Records to use:
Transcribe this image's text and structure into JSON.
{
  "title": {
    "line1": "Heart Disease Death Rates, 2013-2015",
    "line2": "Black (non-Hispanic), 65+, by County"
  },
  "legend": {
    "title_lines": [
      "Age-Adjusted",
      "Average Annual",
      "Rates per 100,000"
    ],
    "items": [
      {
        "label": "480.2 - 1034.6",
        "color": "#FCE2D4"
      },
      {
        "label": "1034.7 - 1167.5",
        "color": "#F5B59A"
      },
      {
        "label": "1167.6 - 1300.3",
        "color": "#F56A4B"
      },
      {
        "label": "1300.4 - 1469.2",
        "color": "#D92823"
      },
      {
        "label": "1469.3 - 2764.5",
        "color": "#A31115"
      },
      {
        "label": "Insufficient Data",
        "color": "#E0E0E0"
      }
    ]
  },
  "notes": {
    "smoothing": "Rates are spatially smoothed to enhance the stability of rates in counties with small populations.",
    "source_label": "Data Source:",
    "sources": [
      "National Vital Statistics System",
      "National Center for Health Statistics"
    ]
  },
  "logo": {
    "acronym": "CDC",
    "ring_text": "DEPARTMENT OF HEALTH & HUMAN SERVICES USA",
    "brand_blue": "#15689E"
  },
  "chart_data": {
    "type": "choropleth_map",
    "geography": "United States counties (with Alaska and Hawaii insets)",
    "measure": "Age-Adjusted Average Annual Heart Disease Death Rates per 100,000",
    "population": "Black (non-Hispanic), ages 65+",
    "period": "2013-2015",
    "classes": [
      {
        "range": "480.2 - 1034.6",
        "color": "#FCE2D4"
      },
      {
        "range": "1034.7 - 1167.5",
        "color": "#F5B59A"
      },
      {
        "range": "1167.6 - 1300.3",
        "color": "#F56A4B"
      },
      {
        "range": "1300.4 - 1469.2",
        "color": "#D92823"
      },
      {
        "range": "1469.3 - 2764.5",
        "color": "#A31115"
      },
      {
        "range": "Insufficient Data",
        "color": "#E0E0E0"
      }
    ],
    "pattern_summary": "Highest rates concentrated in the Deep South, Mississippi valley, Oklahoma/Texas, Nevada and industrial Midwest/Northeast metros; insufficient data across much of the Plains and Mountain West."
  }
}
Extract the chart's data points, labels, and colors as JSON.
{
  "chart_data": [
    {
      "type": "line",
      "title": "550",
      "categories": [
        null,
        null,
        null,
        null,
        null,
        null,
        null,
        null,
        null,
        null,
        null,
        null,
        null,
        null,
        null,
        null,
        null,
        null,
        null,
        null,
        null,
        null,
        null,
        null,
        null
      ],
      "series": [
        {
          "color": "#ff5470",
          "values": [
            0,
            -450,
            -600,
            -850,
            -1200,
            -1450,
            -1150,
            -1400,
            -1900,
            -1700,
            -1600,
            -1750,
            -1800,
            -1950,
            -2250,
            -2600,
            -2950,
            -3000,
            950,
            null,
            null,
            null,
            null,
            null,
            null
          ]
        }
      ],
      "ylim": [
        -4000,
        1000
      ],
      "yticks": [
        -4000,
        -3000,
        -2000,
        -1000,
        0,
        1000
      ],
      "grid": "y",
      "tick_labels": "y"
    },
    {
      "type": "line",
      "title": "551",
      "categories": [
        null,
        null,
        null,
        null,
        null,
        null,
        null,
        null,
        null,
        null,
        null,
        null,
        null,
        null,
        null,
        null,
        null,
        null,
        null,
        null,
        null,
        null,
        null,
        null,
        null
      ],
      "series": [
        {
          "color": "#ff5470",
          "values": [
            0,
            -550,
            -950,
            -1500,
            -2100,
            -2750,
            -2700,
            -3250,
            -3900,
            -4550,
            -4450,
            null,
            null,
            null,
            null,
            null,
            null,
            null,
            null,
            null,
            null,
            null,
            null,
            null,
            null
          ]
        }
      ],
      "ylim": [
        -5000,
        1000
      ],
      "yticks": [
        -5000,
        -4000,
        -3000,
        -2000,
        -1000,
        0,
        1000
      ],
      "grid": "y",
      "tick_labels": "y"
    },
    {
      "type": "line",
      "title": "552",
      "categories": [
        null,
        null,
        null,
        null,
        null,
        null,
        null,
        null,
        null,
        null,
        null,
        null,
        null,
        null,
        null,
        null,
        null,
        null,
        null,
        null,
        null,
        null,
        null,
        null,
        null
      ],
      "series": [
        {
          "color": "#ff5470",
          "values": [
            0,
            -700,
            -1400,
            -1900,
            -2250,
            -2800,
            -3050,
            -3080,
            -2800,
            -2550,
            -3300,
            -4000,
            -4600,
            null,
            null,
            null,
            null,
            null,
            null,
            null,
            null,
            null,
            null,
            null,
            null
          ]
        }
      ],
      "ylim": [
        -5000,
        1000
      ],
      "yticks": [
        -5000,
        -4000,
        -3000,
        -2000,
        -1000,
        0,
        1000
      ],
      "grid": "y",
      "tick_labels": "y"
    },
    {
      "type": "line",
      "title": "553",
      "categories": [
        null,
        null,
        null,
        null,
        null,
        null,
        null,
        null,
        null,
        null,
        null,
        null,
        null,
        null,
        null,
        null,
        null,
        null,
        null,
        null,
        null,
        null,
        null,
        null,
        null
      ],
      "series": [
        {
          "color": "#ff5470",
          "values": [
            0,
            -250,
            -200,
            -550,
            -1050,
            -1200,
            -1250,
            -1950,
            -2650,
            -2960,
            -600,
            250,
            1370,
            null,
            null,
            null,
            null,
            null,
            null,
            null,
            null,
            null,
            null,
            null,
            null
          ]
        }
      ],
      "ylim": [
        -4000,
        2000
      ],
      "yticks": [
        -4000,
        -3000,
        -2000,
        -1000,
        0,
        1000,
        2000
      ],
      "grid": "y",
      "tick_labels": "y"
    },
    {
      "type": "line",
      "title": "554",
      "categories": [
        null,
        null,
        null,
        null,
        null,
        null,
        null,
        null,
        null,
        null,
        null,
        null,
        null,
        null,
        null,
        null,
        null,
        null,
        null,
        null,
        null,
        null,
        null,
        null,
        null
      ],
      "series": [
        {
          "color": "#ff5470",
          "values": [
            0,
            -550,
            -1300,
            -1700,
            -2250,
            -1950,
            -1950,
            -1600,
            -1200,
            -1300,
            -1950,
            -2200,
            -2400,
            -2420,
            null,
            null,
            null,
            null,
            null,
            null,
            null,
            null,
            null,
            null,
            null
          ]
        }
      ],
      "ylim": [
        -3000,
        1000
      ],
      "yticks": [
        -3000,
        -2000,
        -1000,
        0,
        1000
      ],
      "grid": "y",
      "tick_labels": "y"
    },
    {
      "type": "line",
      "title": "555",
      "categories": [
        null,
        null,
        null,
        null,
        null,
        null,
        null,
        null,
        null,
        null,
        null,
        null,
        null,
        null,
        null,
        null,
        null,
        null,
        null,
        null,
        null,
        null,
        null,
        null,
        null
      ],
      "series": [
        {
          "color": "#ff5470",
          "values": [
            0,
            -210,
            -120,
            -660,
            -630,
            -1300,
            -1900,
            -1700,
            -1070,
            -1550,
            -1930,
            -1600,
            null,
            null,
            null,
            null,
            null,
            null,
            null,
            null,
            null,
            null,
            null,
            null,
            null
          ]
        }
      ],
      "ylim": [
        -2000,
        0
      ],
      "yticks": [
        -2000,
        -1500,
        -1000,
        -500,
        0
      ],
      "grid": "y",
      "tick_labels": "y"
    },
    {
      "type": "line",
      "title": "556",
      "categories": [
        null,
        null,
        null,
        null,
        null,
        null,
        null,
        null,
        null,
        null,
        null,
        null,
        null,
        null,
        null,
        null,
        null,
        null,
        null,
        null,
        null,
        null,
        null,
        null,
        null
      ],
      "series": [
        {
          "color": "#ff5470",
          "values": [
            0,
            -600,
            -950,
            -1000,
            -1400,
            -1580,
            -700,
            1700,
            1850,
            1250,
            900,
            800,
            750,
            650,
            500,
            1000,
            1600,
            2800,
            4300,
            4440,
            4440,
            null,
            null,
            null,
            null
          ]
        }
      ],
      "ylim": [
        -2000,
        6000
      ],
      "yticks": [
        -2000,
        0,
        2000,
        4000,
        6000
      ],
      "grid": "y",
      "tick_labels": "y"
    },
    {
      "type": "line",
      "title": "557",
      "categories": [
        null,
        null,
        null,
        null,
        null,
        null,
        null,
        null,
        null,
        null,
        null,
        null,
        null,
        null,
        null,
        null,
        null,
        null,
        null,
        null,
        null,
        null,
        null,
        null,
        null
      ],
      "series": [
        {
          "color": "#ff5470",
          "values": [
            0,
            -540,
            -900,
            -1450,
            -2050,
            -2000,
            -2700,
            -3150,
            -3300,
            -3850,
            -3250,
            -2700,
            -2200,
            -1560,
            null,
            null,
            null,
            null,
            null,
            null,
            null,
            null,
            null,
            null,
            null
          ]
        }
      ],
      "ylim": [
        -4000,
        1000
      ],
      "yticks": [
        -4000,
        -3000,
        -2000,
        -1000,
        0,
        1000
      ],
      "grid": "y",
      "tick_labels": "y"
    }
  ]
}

What needs to be done: Read through the data and copy every line where "range" shows up.

Answer to this problem:
        "range": "480.2 - 1034.6",
        "range": "1034.7 - 1167.5",
        "range": "1167.6 - 1300.3",
        "range": "1300.4 - 1469.2",
        "range": "1469.3 - 2764.5",
        "range": "Insufficient Data",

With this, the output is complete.